• _DIRECTIONS FOR THIS TASK_: Where a line contains the string "from", copy that line.

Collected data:
○ ○ ○ ○ ○ ○ ○
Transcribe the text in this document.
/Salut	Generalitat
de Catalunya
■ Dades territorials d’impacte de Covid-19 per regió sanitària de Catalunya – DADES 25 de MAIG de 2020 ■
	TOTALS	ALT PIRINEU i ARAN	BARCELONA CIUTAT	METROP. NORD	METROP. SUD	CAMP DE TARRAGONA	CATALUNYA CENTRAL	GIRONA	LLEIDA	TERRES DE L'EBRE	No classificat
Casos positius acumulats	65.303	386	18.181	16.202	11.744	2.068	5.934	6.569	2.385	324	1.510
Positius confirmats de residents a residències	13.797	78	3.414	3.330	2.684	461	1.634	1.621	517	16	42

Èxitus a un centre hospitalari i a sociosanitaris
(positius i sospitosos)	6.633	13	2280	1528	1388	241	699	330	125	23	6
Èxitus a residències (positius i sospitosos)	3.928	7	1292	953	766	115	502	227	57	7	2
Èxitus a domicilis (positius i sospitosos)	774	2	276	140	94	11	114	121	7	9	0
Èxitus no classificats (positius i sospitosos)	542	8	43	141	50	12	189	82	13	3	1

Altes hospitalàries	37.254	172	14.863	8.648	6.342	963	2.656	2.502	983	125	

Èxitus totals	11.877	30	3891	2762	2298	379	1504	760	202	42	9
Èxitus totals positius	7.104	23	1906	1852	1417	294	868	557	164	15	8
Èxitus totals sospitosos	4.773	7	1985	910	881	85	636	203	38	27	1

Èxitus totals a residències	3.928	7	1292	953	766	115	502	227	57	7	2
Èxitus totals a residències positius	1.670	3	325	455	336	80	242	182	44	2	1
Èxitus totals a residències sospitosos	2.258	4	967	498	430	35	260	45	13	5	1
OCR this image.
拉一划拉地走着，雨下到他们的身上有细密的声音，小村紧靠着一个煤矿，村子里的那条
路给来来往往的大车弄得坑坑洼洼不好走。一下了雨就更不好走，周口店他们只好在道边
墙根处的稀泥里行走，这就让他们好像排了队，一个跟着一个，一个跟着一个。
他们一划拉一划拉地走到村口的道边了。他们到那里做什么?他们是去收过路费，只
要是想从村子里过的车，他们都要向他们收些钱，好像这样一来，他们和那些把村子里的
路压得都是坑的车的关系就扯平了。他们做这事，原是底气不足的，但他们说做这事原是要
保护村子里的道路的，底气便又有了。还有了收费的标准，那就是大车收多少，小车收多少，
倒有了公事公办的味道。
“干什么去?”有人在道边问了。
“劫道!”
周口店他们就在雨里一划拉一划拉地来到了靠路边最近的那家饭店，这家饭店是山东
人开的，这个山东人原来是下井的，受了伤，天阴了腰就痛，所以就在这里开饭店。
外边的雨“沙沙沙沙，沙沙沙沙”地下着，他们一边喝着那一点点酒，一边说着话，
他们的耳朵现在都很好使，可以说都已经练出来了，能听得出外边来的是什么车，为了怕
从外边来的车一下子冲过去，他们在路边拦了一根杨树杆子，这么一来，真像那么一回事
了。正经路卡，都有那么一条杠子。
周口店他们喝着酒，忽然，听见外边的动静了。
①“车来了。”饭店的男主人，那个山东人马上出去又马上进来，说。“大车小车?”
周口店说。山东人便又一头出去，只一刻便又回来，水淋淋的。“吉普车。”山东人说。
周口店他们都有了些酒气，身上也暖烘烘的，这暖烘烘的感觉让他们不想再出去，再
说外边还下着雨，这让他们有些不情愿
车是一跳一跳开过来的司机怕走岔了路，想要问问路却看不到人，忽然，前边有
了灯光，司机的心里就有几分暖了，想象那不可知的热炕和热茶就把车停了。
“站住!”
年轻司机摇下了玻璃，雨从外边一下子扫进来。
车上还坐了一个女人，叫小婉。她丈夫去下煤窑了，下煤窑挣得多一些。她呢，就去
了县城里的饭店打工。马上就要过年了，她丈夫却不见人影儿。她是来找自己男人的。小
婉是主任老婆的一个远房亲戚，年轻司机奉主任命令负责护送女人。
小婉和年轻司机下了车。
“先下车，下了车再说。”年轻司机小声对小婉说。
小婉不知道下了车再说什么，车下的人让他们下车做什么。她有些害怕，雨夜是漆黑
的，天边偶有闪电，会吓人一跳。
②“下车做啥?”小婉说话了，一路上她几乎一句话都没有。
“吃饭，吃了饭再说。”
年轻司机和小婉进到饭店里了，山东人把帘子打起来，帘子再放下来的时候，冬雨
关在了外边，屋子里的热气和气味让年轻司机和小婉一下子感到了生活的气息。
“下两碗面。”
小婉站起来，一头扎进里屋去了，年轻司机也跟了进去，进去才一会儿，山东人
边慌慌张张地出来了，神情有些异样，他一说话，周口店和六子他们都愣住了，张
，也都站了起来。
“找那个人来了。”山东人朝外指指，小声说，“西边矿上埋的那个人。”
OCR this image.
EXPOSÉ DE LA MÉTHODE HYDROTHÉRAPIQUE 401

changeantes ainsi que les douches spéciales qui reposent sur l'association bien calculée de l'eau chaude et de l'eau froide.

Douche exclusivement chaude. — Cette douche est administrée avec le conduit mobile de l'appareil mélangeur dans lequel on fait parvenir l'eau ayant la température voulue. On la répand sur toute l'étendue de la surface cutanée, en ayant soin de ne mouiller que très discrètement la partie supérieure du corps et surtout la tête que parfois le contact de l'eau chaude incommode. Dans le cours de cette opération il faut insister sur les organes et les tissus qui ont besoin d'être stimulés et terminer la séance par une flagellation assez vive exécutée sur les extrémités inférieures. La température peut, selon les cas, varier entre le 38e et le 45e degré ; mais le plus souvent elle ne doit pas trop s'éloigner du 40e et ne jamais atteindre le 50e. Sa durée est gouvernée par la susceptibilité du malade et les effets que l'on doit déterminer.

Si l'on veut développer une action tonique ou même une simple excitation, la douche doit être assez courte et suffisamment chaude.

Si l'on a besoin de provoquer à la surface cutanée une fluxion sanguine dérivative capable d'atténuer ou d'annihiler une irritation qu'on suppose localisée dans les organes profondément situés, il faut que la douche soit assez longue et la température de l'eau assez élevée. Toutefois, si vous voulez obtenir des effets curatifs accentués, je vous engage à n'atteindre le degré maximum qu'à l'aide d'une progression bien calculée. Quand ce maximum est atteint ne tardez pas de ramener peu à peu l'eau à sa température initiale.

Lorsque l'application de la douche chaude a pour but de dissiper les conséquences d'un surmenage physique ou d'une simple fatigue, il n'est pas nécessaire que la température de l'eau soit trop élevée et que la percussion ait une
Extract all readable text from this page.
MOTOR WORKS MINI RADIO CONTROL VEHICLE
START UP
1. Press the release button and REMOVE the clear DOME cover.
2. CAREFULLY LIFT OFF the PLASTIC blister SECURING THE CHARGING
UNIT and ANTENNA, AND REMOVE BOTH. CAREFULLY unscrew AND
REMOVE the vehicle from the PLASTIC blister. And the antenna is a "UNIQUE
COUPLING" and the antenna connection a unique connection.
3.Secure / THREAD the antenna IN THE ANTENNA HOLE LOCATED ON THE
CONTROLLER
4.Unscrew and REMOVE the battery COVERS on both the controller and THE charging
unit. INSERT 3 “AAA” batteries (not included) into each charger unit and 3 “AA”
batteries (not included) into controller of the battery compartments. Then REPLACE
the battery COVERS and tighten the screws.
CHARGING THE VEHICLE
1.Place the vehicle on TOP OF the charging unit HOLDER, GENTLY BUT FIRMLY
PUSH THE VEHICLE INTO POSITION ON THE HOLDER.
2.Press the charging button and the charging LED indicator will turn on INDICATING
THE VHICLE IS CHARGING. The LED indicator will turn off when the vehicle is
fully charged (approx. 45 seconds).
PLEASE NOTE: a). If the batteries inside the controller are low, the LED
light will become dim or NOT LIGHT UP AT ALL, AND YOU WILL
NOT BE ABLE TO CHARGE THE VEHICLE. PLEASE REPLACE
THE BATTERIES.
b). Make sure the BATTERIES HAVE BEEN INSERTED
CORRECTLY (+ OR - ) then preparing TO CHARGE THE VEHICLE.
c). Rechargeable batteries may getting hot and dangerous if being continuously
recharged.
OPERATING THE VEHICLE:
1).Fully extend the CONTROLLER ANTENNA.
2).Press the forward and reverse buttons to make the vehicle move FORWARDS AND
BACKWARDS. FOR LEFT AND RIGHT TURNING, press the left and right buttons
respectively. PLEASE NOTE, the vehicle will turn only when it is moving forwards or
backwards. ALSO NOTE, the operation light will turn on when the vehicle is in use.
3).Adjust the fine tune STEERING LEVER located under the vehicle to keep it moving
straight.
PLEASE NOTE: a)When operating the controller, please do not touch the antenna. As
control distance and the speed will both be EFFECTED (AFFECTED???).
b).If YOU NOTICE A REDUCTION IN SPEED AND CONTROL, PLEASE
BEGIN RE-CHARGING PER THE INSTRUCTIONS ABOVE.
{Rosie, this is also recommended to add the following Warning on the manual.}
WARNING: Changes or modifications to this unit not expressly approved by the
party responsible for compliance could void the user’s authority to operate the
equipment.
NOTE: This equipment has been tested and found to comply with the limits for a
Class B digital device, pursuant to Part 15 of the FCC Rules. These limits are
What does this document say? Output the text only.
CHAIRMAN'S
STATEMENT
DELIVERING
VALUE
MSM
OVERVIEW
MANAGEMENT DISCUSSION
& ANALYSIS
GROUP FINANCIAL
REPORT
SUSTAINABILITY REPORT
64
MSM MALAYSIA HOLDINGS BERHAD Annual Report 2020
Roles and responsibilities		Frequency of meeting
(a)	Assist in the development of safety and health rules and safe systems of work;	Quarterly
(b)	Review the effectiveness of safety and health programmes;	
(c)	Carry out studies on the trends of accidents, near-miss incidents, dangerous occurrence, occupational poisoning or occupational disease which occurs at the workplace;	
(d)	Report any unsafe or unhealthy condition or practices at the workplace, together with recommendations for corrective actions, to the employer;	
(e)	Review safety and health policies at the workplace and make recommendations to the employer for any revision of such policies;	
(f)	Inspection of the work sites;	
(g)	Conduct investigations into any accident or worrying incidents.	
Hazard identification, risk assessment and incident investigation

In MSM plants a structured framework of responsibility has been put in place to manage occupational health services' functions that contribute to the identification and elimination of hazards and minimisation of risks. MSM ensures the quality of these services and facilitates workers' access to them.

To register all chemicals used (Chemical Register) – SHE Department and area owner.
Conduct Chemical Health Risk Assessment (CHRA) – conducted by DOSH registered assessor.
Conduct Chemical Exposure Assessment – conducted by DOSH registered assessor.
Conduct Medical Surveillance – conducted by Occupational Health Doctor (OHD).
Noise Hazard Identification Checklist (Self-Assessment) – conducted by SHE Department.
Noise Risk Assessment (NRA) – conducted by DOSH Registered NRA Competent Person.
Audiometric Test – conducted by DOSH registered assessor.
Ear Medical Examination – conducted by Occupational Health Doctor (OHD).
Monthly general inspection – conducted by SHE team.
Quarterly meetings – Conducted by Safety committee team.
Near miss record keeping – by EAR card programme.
○ ○ ○ ○ ○ ○ ○
• _TASK ANSWER_:
Extract all readable text from this page.
REMOVE the vehicle from the PLASTIC blister. And the antenna is a "UNIQUE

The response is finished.